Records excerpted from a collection
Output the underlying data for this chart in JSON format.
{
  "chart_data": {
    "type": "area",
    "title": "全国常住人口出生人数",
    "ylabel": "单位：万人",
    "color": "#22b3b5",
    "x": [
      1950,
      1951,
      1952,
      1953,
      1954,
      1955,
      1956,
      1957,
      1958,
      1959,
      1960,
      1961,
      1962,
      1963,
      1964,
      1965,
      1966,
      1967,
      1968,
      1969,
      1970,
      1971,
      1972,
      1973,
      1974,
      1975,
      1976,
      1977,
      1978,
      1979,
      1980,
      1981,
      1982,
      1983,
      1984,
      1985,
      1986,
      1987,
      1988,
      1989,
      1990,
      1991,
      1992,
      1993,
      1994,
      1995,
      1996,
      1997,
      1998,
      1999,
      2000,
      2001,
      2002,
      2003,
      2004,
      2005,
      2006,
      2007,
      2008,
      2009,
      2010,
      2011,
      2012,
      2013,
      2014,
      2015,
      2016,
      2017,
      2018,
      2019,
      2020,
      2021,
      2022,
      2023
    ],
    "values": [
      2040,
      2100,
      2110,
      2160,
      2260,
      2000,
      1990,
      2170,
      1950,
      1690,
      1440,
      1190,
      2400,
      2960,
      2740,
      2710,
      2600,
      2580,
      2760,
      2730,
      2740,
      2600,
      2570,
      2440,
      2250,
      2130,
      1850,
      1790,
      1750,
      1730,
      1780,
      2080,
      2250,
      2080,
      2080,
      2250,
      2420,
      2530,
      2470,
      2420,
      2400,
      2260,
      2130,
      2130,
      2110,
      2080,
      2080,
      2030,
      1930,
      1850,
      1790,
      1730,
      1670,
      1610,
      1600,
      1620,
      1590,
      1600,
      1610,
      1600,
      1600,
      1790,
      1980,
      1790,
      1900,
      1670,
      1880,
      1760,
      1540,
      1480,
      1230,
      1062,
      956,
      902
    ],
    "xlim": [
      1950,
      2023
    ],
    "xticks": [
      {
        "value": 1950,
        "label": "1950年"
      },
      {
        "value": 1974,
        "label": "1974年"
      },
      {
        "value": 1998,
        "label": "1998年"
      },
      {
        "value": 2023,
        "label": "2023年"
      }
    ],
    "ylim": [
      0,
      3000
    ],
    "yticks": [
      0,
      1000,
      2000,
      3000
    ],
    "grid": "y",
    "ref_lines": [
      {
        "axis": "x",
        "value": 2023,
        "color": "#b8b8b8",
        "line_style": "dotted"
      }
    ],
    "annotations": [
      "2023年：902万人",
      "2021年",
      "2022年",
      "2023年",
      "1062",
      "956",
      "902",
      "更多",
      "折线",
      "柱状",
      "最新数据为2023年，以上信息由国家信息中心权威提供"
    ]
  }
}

Task directions => Copy out the whole listing exactly.

Answer =>
Output the underlying data for this chart in JSON format.
{
  "chart_data": {
    "type": "area",
    "title": "全国常住人口出生人数",
    "ylabel": "单位：万人",
    "color": "#22b3b5",
    "x": [
      1950,
      1951,
      1952,
      1953,
      1954,
      1955,
      1956,
      1957,
      1958,
      1959,
      1960,
      1961,
      1962,
      1963,
      1964,
      1965,
      1966,
      1967,
      1968,
      1969,
      1970,
      1971,
      1972,
      1973,
      1974,
      1975,
      1976,
      1977,
      1978,
      1979,
      1980,
      1981,
      1982,
      1983,
      1984,
      1985,
      1986,
      1987,
      1988,
      1989,
      1990,
      1991,
      1992,
      1993,
      1994,
      1995,
      1996,
      1997,
      1998,
      1999,
      2000,
      2001,
      2002,
      2003,
      2004,
      2005,
      2006,
      2007,
      2008,
      2009,
      2010,
      2011,
      2012,
      2013,
      2014,
      2015,
      2016,
      2017,
      2018,
      2019,
      2020,
      2021,
      2022,
      2023
    ],
    "values": [
      2040,
      2100,
      2110,
      2160,
      2260,
      2000,
      1990,
      2170,
      1950,
      1690,
      1440,
      1190,
      2400,
      2960,
      2740,
      2710,
      2600,
      2580,
      2760,
      2730,
      2740,
      2600,
      2570,
      2440,
      2250,
      2130,
      1850,
      1790,
      1750,
      1730,
      1780,
      2080,
      2250,
      2080,
      2080,
      2250,
      2420,
      2530,
      2470,
      2420,
      2400,
      2260,
      2130,
      2130,
      2110,
      2080,
      2080,
      2030,
      1930,
      1850,
      1790,
      1730,
      1670,
      1610,
      1600,
      1620,
      1590,
      1600,
      1610,
      1600,
      1600,
      1790,
      1980,
      1790,
      1900,
      1670,
      1880,
      1760,
      1540,
      1480,
      1230,
      1062,
      956,
      902
    ],
    "xlim": [
      1950,
      2023
    ],
    "xticks": [
      {
        "value": 1950,
        "label": "1950年"
      },
      {
        "value": 1974,
        "label": "1974年"
      },
      {
        "value": 1998,
        "label": "1998年"
      },
      {
        "value": 2023,
        "label": "2023年"
      }
    ],
    "ylim": [
      0,
      3000
    ],
    "yticks": [
      0,
      1000,
      2000,
      3000
    ],
    "grid": "y",
    "ref_lines": [
      {
        "axis": "x",
        "value": 2023,
        "color": "#b8b8b8",
        "line_style": "dotted"
      }
    ],
    "annotations": [
      "2023年：902万人",
      "2021年",
      "2022年",
      "2023年",
      "1062",
      "956",
      "902",
      "更多",
      "折线",
      "柱状",
      "最新数据为2023年，以上信息由国家信息中心权威提供"
    ]
  }
}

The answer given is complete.